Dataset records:
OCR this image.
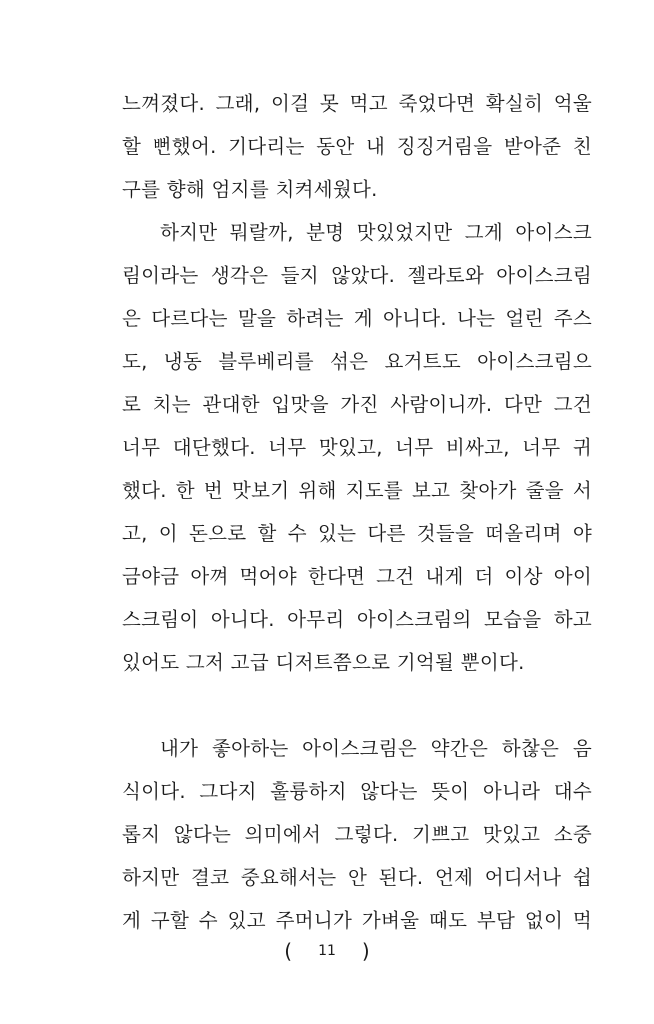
느껴졌다. 그래, 이걸 못 먹고 죽었다면 확실히 억울
할 뻔했어. 기다리는 동안 내 징징거림을 받아준 친
구를 향해 엄지를 치켜세웠다.
하지만 뭐랄까, 분명 맛있었지만 그게 아이스크
림이라는 생각은 들지 않았다. 젤라토와 아이스크림
은 다르다는 말을 하려는 게 아니다. 나는 얼린 주스
도, 냉동 블루베리를 섞은 요거트도 아이스크림으
로 치는 관대한 입맛을 가진 사람이니까. 다만 그건
너무 대단했다. 너무 맛있고, 너무 비싸고, 너무 귀
했다. 한 번 맛보기 위해 지도를 보고 찾아가 줄을 서
고, 이 돈으로 할 수 있는 다른 것들을 떠올리며 야
금야금 아껴 먹어야 한다면 그건 내게 더 이상 아이
스크림이 아니다. 아무리 아이스크림의 모습을 하고
있어도 그저 고급 디저트쯤으로 기억될 뿐이다.
내가 좋아하는 아이스크림은 약간은 하찮은 음
식이다. 그다지 훌륭하지 않다는 뜻이 아니라 대수
롭지 않다는 의미에서 그렇다. 기쁘고 맛있고 소중
하지만 결코 중요해서는 안 된다. 언제 어디서나 쉽
게 구할 수 있고 주머니가 가벼울 때도 부담 없이 먹
( 11 )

■ Work instructions: Return all of the data exactly as written, and drop the pictures.

■ Solved exercise:
OCR this image.
느껴졌다. 그래, 이걸 못 먹고 죽었다면 확실히 억울
할 뻔했어. 기다리는 동안 내 징징거림을 받아준 친
구를 향해 엄지를 치켜세웠다.
하지만 뭐랄까, 분명 맛있었지만 그게 아이스크
림이라는 생각은 들지 않았다. 젤라토와 아이스크림
은 다르다는 말을 하려는 게 아니다. 나는 얼린 주스
도, 냉동 블루베리를 섞은 요거트도 아이스크림으
로 치는 관대한 입맛을 가진 사람이니까. 다만 그건
너무 대단했다. 너무 맛있고, 너무 비싸고, 너무 귀
했다. 한 번 맛보기 위해 지도를 보고 찾아가 줄을 서
고, 이 돈으로 할 수 있는 다른 것들을 떠올리며 야
금야금 아껴 먹어야 한다면 그건 내게 더 이상 아이
스크림이 아니다. 아무리 아이스크림의 모습을 하고
있어도 그저 고급 디저트쯤으로 기억될 뿐이다.
내가 좋아하는 아이스크림은 약간은 하찮은 음
식이다. 그다지 훌륭하지 않다는 뜻이 아니라 대수
롭지 않다는 의미에서 그렇다. 기쁘고 맛있고 소중
하지만 결코 중요해서는 안 된다. 언제 어디서나 쉽
게 구할 수 있고 주머니가 가벼울 때도 부담 없이 먹
( 11 )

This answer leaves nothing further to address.